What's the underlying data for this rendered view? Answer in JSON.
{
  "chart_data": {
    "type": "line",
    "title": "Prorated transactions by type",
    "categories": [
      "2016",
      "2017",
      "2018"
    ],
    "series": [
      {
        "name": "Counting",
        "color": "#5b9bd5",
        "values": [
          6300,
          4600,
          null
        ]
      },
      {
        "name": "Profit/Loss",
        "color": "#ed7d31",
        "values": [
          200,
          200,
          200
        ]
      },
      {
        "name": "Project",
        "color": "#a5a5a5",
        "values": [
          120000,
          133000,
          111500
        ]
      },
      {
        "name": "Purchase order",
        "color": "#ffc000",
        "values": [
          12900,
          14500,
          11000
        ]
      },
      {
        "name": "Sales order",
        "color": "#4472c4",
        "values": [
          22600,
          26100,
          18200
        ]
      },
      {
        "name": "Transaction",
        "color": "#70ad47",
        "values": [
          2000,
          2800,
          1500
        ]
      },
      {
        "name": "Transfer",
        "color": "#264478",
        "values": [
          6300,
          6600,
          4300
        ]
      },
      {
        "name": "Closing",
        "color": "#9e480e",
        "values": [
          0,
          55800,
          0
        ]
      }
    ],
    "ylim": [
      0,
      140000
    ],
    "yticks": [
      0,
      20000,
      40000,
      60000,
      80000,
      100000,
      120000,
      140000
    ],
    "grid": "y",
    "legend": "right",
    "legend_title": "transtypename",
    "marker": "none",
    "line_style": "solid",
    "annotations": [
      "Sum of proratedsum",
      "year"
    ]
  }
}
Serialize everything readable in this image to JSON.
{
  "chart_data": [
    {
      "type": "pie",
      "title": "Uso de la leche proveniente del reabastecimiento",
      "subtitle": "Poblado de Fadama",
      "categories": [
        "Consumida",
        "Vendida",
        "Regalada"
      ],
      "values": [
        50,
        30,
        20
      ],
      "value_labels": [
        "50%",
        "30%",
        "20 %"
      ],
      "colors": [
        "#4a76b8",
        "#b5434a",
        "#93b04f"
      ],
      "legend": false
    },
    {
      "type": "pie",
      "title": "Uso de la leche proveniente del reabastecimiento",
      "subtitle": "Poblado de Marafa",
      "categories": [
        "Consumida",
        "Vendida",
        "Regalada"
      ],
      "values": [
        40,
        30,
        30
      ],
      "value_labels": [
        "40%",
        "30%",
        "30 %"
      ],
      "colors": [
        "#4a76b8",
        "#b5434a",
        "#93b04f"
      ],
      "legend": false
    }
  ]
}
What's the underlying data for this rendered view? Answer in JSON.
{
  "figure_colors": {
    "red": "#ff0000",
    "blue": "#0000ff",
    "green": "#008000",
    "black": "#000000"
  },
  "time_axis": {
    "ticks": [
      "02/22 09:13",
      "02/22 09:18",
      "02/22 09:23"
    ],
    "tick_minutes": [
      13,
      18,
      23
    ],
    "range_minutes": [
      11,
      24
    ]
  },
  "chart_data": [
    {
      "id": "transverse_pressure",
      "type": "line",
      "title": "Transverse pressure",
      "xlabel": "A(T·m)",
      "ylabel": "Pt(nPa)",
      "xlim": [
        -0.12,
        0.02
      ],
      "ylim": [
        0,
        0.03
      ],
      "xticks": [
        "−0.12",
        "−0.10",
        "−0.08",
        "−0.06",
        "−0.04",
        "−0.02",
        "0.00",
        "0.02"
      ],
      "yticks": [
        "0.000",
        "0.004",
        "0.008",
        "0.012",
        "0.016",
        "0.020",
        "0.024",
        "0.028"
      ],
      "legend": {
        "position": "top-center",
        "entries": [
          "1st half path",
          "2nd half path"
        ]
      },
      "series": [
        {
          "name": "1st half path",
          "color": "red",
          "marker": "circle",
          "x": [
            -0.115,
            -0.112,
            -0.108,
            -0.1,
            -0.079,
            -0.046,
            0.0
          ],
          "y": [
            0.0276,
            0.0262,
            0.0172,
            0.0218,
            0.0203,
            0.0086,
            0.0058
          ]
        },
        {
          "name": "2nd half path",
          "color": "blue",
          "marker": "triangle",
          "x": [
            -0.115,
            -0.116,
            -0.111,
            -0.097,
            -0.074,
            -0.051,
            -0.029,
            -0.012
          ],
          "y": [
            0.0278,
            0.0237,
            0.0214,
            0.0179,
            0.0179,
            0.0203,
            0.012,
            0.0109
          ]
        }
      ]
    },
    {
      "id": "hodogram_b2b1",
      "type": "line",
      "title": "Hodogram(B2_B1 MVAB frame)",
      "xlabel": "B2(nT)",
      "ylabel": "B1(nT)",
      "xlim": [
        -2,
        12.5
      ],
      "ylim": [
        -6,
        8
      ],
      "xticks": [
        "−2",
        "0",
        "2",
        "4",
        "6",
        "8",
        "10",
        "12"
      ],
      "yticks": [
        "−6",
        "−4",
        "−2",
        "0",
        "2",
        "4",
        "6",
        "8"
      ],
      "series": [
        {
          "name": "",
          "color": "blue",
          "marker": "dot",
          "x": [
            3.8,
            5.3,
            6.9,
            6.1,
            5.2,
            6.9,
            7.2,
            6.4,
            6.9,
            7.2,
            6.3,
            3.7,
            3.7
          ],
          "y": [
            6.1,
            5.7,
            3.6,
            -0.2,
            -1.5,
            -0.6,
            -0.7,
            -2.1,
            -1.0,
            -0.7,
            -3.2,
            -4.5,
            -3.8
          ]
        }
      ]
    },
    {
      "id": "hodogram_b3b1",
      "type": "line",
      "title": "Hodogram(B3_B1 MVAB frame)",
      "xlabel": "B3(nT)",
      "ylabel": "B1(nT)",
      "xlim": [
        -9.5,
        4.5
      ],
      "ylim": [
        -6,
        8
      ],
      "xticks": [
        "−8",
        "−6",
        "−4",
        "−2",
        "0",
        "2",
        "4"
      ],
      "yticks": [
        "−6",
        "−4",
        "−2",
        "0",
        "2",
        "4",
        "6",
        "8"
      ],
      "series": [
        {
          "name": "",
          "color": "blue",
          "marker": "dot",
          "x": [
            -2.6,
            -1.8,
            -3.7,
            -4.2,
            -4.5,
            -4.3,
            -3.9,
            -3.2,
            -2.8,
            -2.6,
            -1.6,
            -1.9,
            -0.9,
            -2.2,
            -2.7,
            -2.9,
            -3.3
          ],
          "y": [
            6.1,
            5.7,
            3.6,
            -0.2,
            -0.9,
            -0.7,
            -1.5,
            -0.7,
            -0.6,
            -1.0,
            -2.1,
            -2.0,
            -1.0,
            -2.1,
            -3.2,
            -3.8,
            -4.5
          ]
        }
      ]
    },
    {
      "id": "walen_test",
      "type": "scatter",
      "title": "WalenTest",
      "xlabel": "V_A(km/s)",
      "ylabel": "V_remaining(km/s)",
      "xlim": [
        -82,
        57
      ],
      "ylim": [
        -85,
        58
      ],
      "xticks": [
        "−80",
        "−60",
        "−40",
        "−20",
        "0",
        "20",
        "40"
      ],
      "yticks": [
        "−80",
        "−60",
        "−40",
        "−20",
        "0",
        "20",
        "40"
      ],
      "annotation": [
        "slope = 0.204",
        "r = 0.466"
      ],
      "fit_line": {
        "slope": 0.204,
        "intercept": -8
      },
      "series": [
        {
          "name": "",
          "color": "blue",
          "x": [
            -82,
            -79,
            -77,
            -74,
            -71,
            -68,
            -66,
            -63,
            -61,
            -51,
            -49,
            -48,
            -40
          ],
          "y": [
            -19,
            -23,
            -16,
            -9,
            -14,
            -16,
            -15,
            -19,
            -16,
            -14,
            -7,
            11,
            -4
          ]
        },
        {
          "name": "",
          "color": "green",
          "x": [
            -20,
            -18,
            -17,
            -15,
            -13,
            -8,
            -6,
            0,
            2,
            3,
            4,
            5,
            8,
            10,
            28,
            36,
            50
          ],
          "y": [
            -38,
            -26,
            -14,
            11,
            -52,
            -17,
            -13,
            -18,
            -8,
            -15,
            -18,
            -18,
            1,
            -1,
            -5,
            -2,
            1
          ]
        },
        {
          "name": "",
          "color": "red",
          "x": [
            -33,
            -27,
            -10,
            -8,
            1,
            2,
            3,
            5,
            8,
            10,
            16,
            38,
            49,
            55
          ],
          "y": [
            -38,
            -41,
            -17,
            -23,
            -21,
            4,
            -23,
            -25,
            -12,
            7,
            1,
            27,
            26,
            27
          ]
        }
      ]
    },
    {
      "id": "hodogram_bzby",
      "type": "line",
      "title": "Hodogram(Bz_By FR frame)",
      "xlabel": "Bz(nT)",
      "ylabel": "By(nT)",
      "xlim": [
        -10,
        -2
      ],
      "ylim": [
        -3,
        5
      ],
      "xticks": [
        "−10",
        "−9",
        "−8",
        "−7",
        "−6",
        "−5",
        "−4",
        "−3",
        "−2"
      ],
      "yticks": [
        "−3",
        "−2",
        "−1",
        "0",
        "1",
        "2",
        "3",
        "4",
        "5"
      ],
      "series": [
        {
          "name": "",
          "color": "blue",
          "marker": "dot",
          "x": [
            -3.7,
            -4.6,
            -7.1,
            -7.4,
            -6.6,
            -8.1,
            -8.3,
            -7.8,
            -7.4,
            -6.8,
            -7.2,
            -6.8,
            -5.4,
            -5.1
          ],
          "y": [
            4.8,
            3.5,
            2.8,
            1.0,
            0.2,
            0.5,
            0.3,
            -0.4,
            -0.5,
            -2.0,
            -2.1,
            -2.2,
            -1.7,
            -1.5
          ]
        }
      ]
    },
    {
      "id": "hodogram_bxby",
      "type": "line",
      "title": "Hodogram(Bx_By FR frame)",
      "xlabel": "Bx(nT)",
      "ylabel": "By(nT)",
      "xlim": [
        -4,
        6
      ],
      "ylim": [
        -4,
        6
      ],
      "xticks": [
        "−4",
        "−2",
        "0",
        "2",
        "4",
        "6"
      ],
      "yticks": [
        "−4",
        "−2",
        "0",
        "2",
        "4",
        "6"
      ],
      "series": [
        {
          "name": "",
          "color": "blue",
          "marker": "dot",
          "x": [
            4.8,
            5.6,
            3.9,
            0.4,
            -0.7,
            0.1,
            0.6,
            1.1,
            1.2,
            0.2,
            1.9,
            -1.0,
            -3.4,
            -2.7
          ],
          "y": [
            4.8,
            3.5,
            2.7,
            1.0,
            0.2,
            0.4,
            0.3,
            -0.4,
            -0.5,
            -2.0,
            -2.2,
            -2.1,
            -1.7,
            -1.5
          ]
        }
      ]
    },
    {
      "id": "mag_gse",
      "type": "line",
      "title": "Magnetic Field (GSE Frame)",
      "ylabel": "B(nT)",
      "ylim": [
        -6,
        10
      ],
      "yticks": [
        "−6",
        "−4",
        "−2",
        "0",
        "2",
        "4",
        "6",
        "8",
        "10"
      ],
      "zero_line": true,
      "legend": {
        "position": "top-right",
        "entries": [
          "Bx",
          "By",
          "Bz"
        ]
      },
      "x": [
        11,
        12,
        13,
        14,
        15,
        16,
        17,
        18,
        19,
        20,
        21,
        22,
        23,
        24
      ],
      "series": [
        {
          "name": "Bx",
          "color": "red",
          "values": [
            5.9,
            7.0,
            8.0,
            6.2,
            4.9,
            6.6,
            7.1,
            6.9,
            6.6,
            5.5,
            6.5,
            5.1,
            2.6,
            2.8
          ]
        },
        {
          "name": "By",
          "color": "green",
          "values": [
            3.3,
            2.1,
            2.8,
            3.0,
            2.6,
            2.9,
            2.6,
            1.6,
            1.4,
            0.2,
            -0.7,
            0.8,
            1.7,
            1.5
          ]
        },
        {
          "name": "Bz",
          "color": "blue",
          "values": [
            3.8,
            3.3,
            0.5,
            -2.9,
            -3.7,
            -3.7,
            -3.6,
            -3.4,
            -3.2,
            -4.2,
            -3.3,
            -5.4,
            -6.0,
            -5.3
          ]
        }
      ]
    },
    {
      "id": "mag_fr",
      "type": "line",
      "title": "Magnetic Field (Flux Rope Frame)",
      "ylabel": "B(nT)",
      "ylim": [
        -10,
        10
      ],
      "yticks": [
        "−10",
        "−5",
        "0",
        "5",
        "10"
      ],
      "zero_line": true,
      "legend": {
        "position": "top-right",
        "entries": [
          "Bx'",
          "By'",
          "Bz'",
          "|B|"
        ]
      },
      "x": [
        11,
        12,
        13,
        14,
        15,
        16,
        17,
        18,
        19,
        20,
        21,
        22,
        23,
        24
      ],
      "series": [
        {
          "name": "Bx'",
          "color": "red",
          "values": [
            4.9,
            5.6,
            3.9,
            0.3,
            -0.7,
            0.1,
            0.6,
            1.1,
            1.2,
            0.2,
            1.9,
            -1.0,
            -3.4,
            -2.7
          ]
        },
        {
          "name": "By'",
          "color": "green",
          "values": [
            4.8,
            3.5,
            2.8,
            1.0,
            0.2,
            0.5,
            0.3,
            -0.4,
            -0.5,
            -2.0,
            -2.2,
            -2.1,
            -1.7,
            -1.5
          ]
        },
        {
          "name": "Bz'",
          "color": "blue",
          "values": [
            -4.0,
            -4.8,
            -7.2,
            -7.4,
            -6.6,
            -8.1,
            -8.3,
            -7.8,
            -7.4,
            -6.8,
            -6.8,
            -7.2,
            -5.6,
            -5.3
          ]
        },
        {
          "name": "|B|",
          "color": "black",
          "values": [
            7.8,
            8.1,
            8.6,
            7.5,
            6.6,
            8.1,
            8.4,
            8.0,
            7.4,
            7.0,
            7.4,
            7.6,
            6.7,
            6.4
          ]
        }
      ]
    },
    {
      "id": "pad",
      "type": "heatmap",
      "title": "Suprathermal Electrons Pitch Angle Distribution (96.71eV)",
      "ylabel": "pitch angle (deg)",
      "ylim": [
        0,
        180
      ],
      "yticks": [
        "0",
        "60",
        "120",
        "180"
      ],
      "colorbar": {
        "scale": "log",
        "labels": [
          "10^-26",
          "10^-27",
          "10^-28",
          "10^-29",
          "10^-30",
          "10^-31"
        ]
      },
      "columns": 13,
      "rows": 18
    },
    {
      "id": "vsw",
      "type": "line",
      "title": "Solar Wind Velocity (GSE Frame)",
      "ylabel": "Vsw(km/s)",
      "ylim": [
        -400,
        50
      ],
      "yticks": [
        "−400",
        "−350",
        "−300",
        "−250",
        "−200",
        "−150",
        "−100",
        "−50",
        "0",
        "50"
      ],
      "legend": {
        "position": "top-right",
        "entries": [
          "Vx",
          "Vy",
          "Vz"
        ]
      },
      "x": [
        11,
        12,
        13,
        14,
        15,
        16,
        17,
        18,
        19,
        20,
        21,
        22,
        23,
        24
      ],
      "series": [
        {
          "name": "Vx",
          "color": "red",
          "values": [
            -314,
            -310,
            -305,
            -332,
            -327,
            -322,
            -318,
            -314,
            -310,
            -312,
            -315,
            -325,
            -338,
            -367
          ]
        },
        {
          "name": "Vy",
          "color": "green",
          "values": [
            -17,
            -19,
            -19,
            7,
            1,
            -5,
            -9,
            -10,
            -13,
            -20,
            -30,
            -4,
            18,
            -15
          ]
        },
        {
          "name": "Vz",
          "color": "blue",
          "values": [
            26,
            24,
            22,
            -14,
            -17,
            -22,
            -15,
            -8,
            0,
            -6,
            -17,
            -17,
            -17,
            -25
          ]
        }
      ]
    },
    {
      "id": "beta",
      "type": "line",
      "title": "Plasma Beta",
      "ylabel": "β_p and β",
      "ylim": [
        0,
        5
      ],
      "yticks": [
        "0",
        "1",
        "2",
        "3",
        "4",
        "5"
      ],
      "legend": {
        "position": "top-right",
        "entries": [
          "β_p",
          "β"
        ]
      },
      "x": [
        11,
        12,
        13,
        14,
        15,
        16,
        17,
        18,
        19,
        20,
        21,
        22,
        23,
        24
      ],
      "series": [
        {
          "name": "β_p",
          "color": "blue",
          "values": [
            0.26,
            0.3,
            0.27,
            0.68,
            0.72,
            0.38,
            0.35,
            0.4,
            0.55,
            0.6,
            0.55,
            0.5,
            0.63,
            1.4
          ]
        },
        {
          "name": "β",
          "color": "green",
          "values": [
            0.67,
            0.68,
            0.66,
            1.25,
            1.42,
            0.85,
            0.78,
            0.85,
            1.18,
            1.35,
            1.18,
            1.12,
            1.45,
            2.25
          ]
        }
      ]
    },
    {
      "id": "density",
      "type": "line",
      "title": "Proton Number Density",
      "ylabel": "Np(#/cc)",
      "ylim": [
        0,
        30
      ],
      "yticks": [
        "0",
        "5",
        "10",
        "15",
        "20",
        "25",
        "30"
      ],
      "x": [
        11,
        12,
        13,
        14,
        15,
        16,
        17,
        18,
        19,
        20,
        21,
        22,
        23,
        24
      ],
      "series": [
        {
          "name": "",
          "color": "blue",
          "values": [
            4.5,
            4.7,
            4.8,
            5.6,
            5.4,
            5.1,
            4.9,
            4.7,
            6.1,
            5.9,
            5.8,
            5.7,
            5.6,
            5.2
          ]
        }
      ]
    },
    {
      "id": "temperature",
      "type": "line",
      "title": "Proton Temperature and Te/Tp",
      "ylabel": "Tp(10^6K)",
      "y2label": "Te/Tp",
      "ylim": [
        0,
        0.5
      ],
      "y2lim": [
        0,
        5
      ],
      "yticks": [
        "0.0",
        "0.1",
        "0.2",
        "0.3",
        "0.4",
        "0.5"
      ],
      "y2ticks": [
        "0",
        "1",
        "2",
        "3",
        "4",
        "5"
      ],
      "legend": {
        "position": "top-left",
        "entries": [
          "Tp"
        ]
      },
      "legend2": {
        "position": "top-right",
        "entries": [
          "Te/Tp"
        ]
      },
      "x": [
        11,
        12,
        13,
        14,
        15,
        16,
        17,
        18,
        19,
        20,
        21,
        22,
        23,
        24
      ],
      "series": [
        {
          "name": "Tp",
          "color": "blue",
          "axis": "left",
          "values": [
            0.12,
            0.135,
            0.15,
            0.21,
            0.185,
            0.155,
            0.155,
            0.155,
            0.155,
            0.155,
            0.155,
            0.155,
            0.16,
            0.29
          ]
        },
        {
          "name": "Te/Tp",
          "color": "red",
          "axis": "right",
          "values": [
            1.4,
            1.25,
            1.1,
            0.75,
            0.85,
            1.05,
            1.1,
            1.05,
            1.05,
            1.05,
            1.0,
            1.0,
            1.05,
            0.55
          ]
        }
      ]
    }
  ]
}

Requirements →
Copy out every line that includes the word "path".

The solution →
          "1st half path",
          "2nd half path"
          "name": "1st half path",
          "name": "2nd half path",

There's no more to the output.